• [Data section]:

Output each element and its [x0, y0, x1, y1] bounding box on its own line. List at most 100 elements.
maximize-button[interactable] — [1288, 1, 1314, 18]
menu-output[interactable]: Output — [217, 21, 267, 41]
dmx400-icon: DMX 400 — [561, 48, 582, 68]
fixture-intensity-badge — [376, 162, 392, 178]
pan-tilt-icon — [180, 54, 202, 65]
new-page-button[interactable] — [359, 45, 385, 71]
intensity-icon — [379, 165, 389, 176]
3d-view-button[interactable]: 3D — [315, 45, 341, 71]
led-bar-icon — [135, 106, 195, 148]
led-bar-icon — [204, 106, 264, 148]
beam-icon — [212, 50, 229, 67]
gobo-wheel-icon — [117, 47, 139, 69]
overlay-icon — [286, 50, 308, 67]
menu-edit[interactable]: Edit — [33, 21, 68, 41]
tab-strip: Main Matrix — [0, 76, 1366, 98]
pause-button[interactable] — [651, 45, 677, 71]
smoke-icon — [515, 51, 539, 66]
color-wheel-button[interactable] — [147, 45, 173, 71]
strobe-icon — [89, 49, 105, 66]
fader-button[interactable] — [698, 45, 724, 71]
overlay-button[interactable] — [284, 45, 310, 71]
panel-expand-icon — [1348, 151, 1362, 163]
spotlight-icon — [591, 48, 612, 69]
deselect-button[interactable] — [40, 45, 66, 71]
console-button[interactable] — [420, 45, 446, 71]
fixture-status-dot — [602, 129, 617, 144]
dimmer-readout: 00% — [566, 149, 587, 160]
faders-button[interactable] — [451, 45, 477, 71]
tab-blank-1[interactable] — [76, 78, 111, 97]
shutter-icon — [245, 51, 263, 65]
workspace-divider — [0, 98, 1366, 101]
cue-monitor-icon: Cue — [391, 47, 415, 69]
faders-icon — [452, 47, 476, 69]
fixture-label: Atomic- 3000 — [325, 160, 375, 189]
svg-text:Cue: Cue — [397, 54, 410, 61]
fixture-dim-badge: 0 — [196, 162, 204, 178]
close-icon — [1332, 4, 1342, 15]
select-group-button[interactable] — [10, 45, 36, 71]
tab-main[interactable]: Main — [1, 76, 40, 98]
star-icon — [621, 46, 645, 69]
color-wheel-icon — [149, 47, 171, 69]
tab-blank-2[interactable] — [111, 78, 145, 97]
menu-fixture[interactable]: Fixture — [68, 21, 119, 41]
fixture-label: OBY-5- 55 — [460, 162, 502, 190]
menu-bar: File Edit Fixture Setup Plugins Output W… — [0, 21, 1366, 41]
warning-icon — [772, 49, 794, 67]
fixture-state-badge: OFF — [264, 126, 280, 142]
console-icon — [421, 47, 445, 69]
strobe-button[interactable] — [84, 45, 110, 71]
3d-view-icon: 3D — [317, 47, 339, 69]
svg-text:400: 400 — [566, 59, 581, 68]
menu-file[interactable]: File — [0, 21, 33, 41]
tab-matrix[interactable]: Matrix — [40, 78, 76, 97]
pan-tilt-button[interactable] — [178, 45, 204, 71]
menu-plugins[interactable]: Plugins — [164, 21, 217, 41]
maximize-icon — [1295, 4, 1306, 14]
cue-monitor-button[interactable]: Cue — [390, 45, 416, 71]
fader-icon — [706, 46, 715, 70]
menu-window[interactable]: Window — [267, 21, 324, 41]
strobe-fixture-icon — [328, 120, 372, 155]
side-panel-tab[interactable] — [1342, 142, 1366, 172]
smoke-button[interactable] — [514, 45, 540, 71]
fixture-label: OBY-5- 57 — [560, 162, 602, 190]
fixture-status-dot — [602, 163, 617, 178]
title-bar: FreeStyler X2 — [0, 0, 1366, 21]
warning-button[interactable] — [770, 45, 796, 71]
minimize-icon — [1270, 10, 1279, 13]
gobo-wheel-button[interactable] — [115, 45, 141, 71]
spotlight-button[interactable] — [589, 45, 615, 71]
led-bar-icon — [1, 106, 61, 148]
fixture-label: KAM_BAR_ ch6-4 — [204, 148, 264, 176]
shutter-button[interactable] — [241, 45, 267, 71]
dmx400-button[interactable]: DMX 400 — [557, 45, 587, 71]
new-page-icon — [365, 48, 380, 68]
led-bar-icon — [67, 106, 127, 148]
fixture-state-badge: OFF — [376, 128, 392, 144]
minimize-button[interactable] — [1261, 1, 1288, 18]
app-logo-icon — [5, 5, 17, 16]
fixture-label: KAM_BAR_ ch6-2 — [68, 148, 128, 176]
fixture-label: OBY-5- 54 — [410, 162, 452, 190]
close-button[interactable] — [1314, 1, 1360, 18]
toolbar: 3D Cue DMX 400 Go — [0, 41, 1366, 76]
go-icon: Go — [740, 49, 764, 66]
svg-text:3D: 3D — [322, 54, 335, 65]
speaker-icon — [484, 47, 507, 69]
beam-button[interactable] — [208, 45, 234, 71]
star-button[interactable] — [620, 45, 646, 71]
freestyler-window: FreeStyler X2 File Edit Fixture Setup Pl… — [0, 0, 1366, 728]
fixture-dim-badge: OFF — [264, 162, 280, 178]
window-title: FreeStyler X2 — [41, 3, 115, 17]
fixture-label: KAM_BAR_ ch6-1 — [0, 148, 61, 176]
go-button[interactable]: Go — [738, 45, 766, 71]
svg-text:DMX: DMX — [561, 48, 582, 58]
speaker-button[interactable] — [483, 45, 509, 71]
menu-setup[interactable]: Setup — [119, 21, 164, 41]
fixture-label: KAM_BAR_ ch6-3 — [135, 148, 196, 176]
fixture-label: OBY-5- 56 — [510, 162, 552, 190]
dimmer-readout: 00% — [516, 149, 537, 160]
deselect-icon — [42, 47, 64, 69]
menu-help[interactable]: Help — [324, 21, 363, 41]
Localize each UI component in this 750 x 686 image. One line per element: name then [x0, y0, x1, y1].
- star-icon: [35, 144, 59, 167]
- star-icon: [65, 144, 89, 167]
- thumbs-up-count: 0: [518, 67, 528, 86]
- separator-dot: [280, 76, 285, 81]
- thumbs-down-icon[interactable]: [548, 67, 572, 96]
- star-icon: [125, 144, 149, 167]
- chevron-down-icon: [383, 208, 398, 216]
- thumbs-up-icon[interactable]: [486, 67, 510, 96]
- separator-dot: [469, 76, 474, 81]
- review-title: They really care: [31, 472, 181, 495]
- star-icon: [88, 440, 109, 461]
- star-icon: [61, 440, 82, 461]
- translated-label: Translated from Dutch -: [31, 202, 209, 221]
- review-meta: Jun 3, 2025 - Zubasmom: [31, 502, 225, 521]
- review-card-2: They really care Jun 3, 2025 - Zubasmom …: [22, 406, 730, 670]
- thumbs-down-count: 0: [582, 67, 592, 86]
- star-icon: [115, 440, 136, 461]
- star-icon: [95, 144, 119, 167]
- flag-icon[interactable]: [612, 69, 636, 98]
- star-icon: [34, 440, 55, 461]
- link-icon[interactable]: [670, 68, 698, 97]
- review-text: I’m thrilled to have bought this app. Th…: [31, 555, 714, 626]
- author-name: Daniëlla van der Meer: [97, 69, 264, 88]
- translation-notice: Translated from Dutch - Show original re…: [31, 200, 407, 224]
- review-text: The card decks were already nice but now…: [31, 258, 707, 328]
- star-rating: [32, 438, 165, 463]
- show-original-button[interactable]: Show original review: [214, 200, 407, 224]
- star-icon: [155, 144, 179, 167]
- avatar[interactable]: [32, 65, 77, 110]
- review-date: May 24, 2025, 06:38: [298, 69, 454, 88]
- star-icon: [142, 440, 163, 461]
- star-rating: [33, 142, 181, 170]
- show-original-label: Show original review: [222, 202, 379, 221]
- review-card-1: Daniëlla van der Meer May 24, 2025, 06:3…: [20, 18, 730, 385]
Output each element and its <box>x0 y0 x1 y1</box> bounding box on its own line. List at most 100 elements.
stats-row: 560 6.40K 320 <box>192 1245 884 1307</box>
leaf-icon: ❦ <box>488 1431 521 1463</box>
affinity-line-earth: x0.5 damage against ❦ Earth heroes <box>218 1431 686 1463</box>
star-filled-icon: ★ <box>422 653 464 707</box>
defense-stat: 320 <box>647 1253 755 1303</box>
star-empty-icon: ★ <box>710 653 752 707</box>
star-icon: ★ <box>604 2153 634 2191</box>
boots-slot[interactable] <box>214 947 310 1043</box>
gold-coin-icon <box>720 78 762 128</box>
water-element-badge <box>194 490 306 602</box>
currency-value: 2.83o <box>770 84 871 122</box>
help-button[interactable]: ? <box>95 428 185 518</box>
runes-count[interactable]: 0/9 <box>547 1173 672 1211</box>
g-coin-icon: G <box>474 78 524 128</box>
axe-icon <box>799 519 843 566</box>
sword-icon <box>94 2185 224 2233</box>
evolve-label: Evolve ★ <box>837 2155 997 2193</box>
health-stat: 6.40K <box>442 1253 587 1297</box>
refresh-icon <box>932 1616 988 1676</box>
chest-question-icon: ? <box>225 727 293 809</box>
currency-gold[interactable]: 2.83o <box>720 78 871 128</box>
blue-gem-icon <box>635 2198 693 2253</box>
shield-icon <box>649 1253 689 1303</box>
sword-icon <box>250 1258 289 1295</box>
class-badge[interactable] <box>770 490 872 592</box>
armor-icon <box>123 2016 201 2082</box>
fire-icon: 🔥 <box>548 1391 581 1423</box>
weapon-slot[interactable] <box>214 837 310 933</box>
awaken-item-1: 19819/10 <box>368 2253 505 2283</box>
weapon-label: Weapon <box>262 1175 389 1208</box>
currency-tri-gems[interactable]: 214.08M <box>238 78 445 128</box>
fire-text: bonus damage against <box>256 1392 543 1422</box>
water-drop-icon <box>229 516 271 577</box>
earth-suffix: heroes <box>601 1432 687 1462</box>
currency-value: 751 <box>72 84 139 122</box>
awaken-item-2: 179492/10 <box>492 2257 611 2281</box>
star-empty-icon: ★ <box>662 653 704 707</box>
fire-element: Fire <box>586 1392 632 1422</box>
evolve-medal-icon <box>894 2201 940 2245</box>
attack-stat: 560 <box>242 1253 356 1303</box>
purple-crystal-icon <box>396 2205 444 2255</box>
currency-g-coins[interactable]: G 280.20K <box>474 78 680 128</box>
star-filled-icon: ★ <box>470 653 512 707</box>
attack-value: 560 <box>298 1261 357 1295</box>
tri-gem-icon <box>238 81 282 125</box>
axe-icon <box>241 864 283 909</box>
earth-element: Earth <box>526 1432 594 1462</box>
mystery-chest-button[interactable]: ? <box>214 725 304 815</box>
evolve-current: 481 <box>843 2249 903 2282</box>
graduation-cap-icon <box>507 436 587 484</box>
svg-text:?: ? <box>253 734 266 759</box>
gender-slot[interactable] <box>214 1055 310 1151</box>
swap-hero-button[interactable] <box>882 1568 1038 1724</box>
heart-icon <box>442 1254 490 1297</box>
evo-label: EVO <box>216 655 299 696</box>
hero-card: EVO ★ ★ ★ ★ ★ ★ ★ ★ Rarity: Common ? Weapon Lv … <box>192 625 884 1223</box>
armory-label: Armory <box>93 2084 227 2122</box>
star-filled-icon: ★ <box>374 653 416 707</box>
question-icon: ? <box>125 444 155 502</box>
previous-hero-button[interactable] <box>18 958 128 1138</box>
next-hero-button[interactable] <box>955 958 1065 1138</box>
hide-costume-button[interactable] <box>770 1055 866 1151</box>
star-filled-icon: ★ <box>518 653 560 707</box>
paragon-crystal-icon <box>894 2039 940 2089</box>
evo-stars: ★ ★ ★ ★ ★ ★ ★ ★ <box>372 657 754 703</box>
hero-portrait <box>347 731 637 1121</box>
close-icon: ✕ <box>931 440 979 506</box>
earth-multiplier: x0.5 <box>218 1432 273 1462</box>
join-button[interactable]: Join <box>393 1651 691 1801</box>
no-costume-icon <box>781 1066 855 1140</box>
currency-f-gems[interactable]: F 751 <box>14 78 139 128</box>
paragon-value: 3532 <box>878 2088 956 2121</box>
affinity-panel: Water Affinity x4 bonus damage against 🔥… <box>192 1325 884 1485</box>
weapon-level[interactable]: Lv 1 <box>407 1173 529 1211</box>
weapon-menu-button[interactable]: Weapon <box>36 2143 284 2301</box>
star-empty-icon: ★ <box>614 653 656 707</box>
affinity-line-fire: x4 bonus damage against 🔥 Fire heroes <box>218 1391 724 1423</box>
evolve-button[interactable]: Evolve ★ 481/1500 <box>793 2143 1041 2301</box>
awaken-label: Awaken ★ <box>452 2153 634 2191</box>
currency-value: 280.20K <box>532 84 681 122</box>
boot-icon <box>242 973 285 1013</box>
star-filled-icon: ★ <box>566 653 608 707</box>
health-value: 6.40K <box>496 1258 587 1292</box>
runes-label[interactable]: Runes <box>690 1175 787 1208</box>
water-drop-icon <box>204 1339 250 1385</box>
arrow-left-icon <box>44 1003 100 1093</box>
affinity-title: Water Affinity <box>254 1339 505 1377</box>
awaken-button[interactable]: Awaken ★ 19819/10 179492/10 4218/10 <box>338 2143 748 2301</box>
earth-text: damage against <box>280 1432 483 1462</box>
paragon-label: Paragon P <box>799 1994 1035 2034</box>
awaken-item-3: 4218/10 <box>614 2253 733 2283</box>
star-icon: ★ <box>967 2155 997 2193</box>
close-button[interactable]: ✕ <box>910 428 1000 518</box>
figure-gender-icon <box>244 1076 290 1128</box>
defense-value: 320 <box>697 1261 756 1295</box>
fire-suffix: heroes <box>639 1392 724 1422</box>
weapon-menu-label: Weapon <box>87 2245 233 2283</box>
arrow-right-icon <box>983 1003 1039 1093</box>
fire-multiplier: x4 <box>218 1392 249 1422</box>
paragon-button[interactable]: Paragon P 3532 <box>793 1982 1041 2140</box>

• [Written task]: Copy out the rows above exactly, from the first one through the line that contains "close-icon — [1332, 4, 1342, 15]", including both ends.

• [Solved exercise]:
Output each element and its [x0, y0, x1, y1] bounding box on its own line. List at most 100 elements.
maximize-button[interactable] — [1288, 1, 1314, 18]
menu-output[interactable]: Output — [217, 21, 267, 41]
dmx400-icon: DMX 400 — [561, 48, 582, 68]
fixture-intensity-badge — [376, 162, 392, 178]
pan-tilt-icon — [180, 54, 202, 65]
new-page-button[interactable] — [359, 45, 385, 71]
intensity-icon — [379, 165, 389, 176]
3d-view-button[interactable]: 3D — [315, 45, 341, 71]
led-bar-icon — [135, 106, 195, 148]
led-bar-icon — [204, 106, 264, 148]
beam-icon — [212, 50, 229, 67]
gobo-wheel-icon — [117, 47, 139, 69]
overlay-icon — [286, 50, 308, 67]
menu-edit[interactable]: Edit — [33, 21, 68, 41]
tab-strip: Main Matrix — [0, 76, 1366, 98]
pause-button[interactable] — [651, 45, 677, 71]
smoke-icon — [515, 51, 539, 66]
color-wheel-button[interactable] — [147, 45, 173, 71]
strobe-icon — [89, 49, 105, 66]
fader-button[interactable] — [698, 45, 724, 71]
overlay-button[interactable] — [284, 45, 310, 71]
panel-expand-icon — [1348, 151, 1362, 163]
spotlight-icon — [591, 48, 612, 69]
deselect-button[interactable] — [40, 45, 66, 71]
console-button[interactable] — [420, 45, 446, 71]
fixture-status-dot — [602, 129, 617, 144]
dimmer-readout: 00% — [566, 149, 587, 160]
faders-button[interactable] — [451, 45, 477, 71]
tab-blank-1[interactable] — [76, 78, 111, 97]
shutter-icon — [245, 51, 263, 65]
workspace-divider — [0, 98, 1366, 101]
cue-monitor-icon: Cue — [391, 47, 415, 69]
faders-icon — [452, 47, 476, 69]
fixture-label: Atomic- 3000 — [325, 160, 375, 189]
svg-text:Cue: Cue — [397, 54, 410, 61]
fixture-dim-badge: 0 — [196, 162, 204, 178]
close-icon — [1332, 4, 1342, 15]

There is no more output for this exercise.